◆ REQUIREMENTS
Locate each line with the string "latter" in the listing below and copy it.

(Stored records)
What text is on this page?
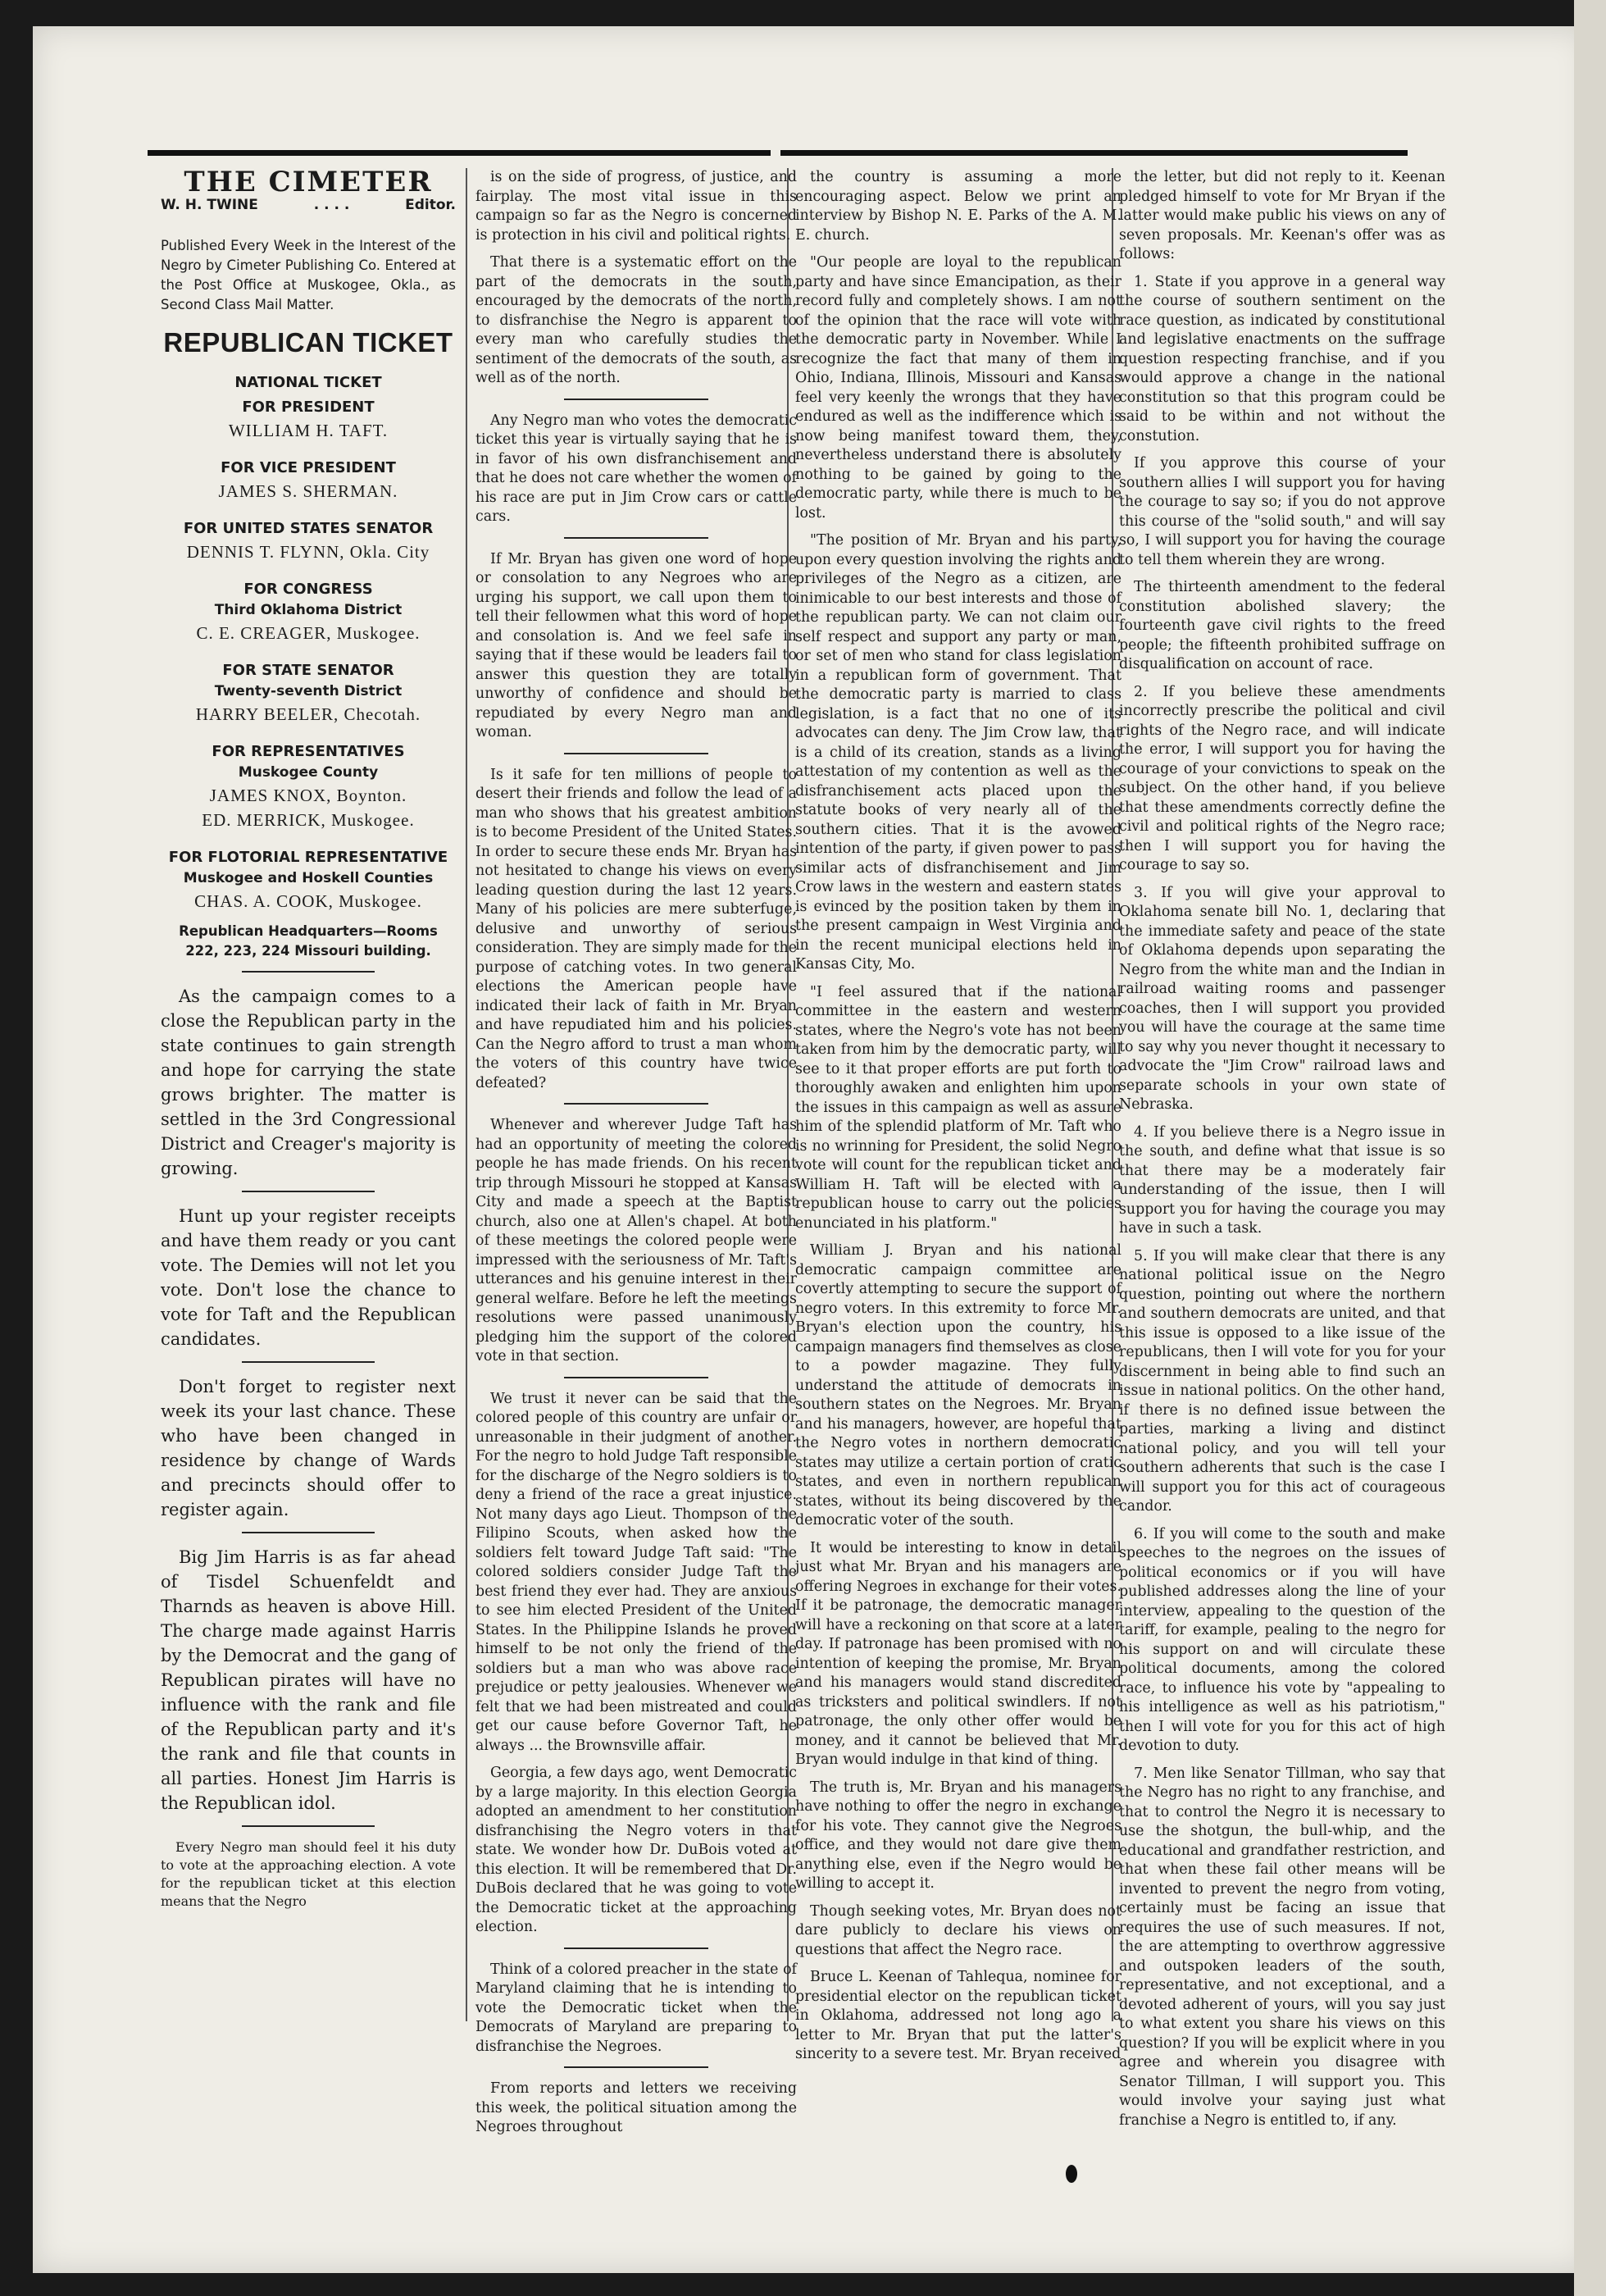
THE CIMETER
W. H. TWINE	. . . .	Editor.
Published Every Week in the Interest of the Negro by Cimeter Publishing Co. Entered at the Post Office at Muskogee, Okla., as Second Class Mail Matter.
REPUBLICAN TICKET
NATIONAL TICKET
FOR PRESIDENT
WILLIAM H. TAFT.
FOR VICE PRESIDENT
JAMES S. SHERMAN.
FOR UNITED STATES SENATOR
DENNIS T. FLYNN, Okla. City
FOR CONGRESS
Third Oklahoma District
C. E. CREAGER, Muskogee.
FOR STATE SENATOR
Twenty-seventh District
HARRY BEELER, Checotah.
FOR REPRESENTATIVES
Muskogee County
JAMES KNOX, Boynton.
ED. MERRICK, Muskogee.
FOR FLOTORIAL REPRESENTATIVE
Muskogee and Hoskell Counties
CHAS. A. COOK, Muskogee.
Republican Headquarters—Rooms 222, 223, 224 Missouri building.

As the campaign comes to a close the Republican party in the state continues to gain strength and hope for carrying the state grows brighter. The matter is settled in the 3rd Congressional District and Creager's majority is growing.

Hunt up your register receipts and have them ready or you cant vote. The Demies will not let you vote. Don't lose the chance to vote for Taft and the Republican candidates.

Don't forget to register next week its your last chance. These who have been changed in residence by change of Wards and precincts should offer to register again.

Big Jim Harris is as far ahead of Tisdel Schuenfeldt and Tharnds as heaven is above Hill. The charge made against Harris by the Democrat and the gang of Republican pirates will have no influence with the rank and file of the Republican party and it's the rank and file that counts in all parties. Honest Jim Harris is the Republican idol.

Every Negro man should feel it his duty to vote at the approaching election. A vote for the republican ticket at this election means that the Negro

is on the side of progress, of justice, and fairplay. The most vital issue in this campaign so far as the Negro is concerned is protection in his civil and political rights.

That there is a systematic effort on the part of the democrats in the south, encouraged by the democrats of the north, to disfranchise the Negro is apparent to every man who carefully studies the sentiment of the democrats of the south, as well as of the north.

Any Negro man who votes the democratic ticket this year is virtually saying that he is in favor of his own disfranchisement and that he does not care whether the women of his race are put in Jim Crow cars or cattle cars.

If Mr. Bryan has given one word of hope or consolation to any Negroes who are urging his support, we call upon them to tell their fellowmen what this word of hope and consolation is. And we feel safe in saying that if these would be leaders fail to answer this question they are totally unworthy of confidence and should be repudiated by every Negro man and woman.

Is it safe for ten millions of people to desert their friends and follow the lead of a man who shows that his greatest ambition is to become President of the United States. In order to secure these ends Mr. Bryan has not hesitated to change his views on every leading question during the last 12 years. Many of his policies are mere subterfuge, delusive and unworthy of serious consideration. They are simply made for the purpose of catching votes. In two general elections the American people have indicated their lack of faith in Mr. Bryan and have repudiated him and his policies. Can the Negro afford to trust a man whom the voters of this country have twice defeated?

Whenever and wherever Judge Taft has had an opportunity of meeting the colored people he has made friends. On his recent trip through Missouri he stopped at Kansas City and made a speech at the Baptist church, also one at Allen's chapel. At both of these meetings the colored people were impressed with the seriousness of Mr. Taft's utterances and his genuine interest in their general welfare. Before he left the meetings resolutions were passed unanimously pledging him the support of the colored vote in that section.

We trust it never can be said that the colored people of this country are unfair or unreasonable in their judgment of another. For the negro to hold Judge Taft responsible for the discharge of the Negro soldiers is to deny a friend of the race a great injustice. Not many days ago Lieut. Thompson of the Filipino Scouts, when asked how the soldiers felt toward Judge Taft said: "The colored soldiers consider Judge Taft the best friend they ever had. They are anxious to see him elected President of the United States. In the Philippine Islands he proved himself to be not only the friend of the soldiers but a man who was above race prejudice or petty jealousies. Whenever we felt that we had been mistreated and could get our cause before Governor Taft, he always ... the Brownsville affair.

Georgia, a few days ago, went Democratic by a large majority. In this election Georgia adopted an amendment to her constitution disfranchising the Negro voters in that state. We wonder how Dr. DuBois voted at this election. It will be remembered that Dr. DuBois declared that he was going to vote the Democratic ticket at the approaching election.

Think of a colored preacher in the state of Maryland claiming that he is intending to vote the Democratic ticket when the Democrats of Maryland are preparing to disfranchise the Negroes.

From reports and letters we receiving this week, the political situation among the Negroes throughout

the country is assuming a more encouraging aspect. Below we print an interview by Bishop N. E. Parks of the A. M. E. church.

"Our people are loyal to the republican party and have since Emancipation, as their record fully and completely shows. I am not of the opinion that the race will vote with the democratic party in November. While I recognize the fact that many of them in Ohio, Indiana, Illinois, Missouri and Kansas feel very keenly the wrongs that they have endured as well as the indifference which is now being manifest toward them, they, nevertheless understand there is absolutely nothing to be gained by going to the democratic party, while there is much to be lost.

"The position of Mr. Bryan and his party, upon every question involving the rights and privileges of the Negro as a citizen, are inimicable to our best interests and those of the republican party. We can not claim our self respect and support any party or man, or set of men who stand for class legislation in a republican form of government. That the democratic party is married to class legislation, is a fact that no one of its advocates can deny. The Jim Crow law, that is a child of its creation, stands as a living attestation of my contention as well as the disfranchisement acts placed upon the statute books of very nearly all of the southern cities. That it is the avowed intention of the party, if given power to pass similar acts of disfranchisement and Jim Crow laws in the western and eastern states is evinced by the position taken by them in the present campaign in West Virginia and in the recent municipal elections held in Kansas City, Mo.

"I feel assured that if the national committee in the eastern and western states, where the Negro's vote has not been taken from him by the democratic party, will see to it that proper efforts are put forth to thoroughly awaken and enlighten him upon the issues in this campaign as well as assure him of the splendid platform of Mr. Taft who is no wrinning for President, the solid Negro vote will count for the republican ticket and William H. Taft will be elected with a republican house to carry out the policies enunciated in his platform."

William J. Bryan and his national democratic campaign committee are covertly attempting to secure the support of negro voters. In this extremity to force Mr. Bryan's election upon the country, his campaign managers find themselves as close to a powder magazine. They fully understand the attitude of democrats in southern states on the Negroes. Mr. Bryan and his managers, however, are hopeful that the Negro votes in northern democratic states may utilize a certain portion of cratic states, and even in northern republican states, without its being discovered by the democratic voter of the south.

It would be interesting to know in detail just what Mr. Bryan and his managers are offering Negroes in exchange for their votes. If it be patronage, the democratic manager will have a reckoning on that score at a later day. If patronage has been promised with no intention of keeping the promise, Mr. Bryan and his managers would stand discredited as tricksters and political swindlers. If not patronage, the only other offer would be money, and it cannot be believed that Mr. Bryan would indulge in that kind of thing.

The truth is, Mr. Bryan and his managers have nothing to offer the negro in exchange for his vote. They cannot give the Negroes office, and they would not dare give them anything else, even if the Negro would be willing to accept it.

Though seeking votes, Mr. Bryan does not dare publicly to declare his views on questions that affect the Negro race.

Bruce L. Keenan of Tahlequa, nominee for presidential elector on the republican ticket in Oklahoma, addressed not long ago a letter to Mr. Bryan that put the latter's sincerity to a severe test. Mr. Bryan received

the letter, but did not reply to it. Keenan pledged himself to vote for Mr Bryan if the latter would make public his views on any of seven proposals. Mr. Keenan's offer was as follows:

1. State if you approve in a general way the course of southern sentiment on the race question, as indicated by constitutional and legislative enactments on the suffrage question respecting franchise, and if you would approve a change in the national constitution so that this program could be said to be within and not without the constution.

If you approve this course of your southern allies I will support you for having the courage to say so; if you do not approve this course of the "solid south," and will say so, I will support you for having the courage to tell them wherein they are wrong.

The thirteenth amendment to the federal constitution abolished slavery; the fourteenth gave civil rights to the freed people; the fifteenth prohibited suffrage on disqualification on account of race.

2. If you believe these amendments incorrectly prescribe the political and civil rights of the Negro race, and will indicate the error, I will support you for having the courage of your convictions to speak on the subject. On the other hand, if you believe that these amendments correctly define the civil and political rights of the Negro race; then I will support you for having the courage to say so.

3. If you will give your approval to Oklahoma senate bill No. 1, declaring that the immediate safety and peace of the state of Oklahoma depends upon separating the Negro from the white man and the Indian in railroad waiting rooms and passenger coaches, then I will support you provided you will have the courage at the same time to say why you never thought it necessary to advocate the "Jim Crow" railroad laws and separate schools in your own state of Nebraska.

4. If you believe there is a Negro issue in the south, and define what that issue is so that there may be a moderately fair understanding of the issue, then I will support you for having the courage you may have in such a task.

5. If you will make clear that there is any national political issue on the Negro question, pointing out where the northern and southern democrats are united, and that this issue is opposed to a like issue of the republicans, then I will vote for you for your discernment in being able to find such an issue in national politics. On the other hand, if there is no defined issue between the parties, marking a living and distinct national policy, and you will tell your southern adherents that such is the case I will support you for this act of courageous candor.

6. If you will come to the south and make speeches to the negroes on the issues of political economics or if you will have published addresses along the line of your interview, appealing to the question of the tariff, for example, pealing to the negro for his support on and will circulate these political documents, among the colored race, to influence his vote by "appealing to his intelligence as well as his patriotism," then I will vote for you for this act of high devotion to duty.

7. Men like Senator Tillman, who say that the Negro has no right to any franchise, and that to control the Negro it is necessary to use the shotgun, the bull-whip, and the educational and grandfather restriction, and that when these fail other means will be invented to prevent the negro from voting, certainly must be facing an issue that requires the use of such measures. If not, the are attempting to overthrow aggressive and outspoken leaders of the south, representative, and not exceptional, and a devoted adherent of yours, will you say just to what extent you share his views on this question? If you will be explicit where in you agree and wherein you disagree with Senator Tillman, I will support you. This would involve your saying just what franchise a Negro is entitled to, if any.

◆ RESULT OF THE EXERCISE
Bruce L. Keenan of Tahlequa, nominee for presidential elector on the republican ticket in Oklahoma, addressed not long ago a letter to Mr. Bryan that put the latter's sincerity to a severe test. Mr. Bryan received
the letter, but did not reply to it. Keenan pledged himself to vote for Mr Bryan if the latter would make public his views on any of seven proposals. Mr. Keenan's offer was as follows:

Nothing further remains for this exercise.